| Set problem |
Would you write out the listing verbatim and skip every picture in it?

------ Records shown ------

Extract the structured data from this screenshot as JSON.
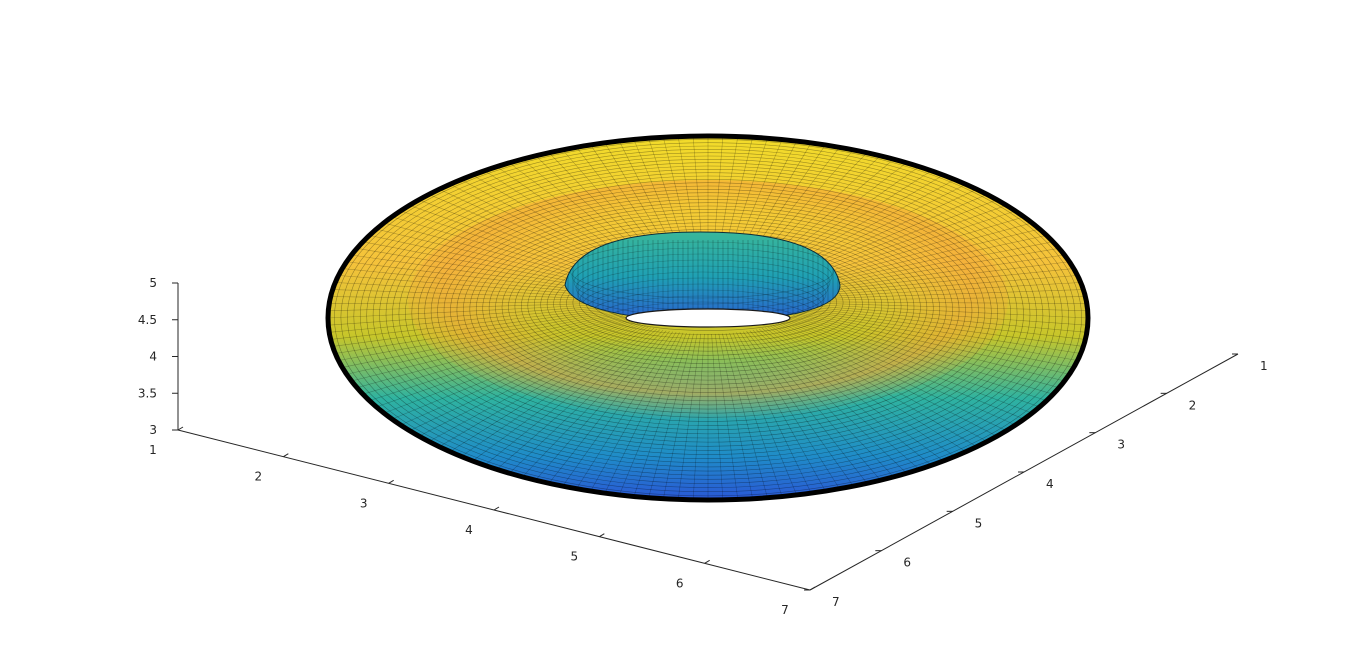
{
  "chart_data": {
    "type": "surface",
    "title": "",
    "xlabel": "",
    "ylabel": "",
    "zlabel": "",
    "grid": false,
    "colormap": "parula",
    "edge_color": "#000000",
    "x_axis": {
      "range": [
        1,
        7
      ],
      "ticks": [
        1,
        2,
        3,
        4,
        5,
        6,
        7
      ],
      "tick_labels": [
        "1",
        "2",
        "3",
        "4",
        "5",
        "6",
        "7"
      ]
    },
    "y_axis": {
      "range": [
        1,
        7
      ],
      "ticks": [
        1,
        2,
        3,
        4,
        5,
        6,
        7
      ],
      "tick_labels": [
        "1",
        "2",
        "3",
        "4",
        "5",
        "6",
        "7"
      ]
    },
    "z_axis": {
      "range": [
        3,
        5
      ],
      "ticks": [
        3,
        3.5,
        4,
        4.5,
        5
      ],
      "tick_labels": [
        "3",
        "3.5",
        "4",
        "4.5",
        "5"
      ]
    },
    "surface": {
      "shape": "torus",
      "center_x": 4,
      "center_y": 4,
      "center_z": 4,
      "major_radius": 2,
      "minor_radius": 1
    }
  }
}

------

| Correct answer |
Extract the structured data from this screenshot as JSON.
{
  "chart_data": {
    "type": "surface",
    "title": "",
    "xlabel": "",
    "ylabel": "",
    "zlabel": "",
    "grid": false,
    "colormap": "parula",
    "edge_color": "#000000",
    "x_axis": {
      "range": [
        1,
        7
      ],
      "ticks": [
        1,
        2,
        3,
        4,
        5,
        6,
        7
      ],
      "tick_labels": [
        "1",
        "2",
        "3",
        "4",
        "5",
        "6",
        "7"
      ]
    },
    "y_axis": {
      "range": [
        1,
        7
      ],
      "ticks": [
        1,
        2,
        3,
        4,
        5,
        6,
        7
      ],
      "tick_labels": [
        "1",
        "2",
        "3",
        "4",
        "5",
        "6",
        "7"
      ]
    },
    "z_axis": {
      "range": [
        3,
        5
      ],
      "ticks": [
        3,
        3.5,
        4,
        4.5,
        5
      ],
      "tick_labels": [
        "3",
        "3.5",
        "4",
        "4.5",
        "5"
      ]
    },
    "surface": {
      "shape": "torus",
      "center_x": 4,
      "center_y": 4,
      "center_z": 4,
      "major_radius": 2,
      "minor_radius": 1
    }
  }
}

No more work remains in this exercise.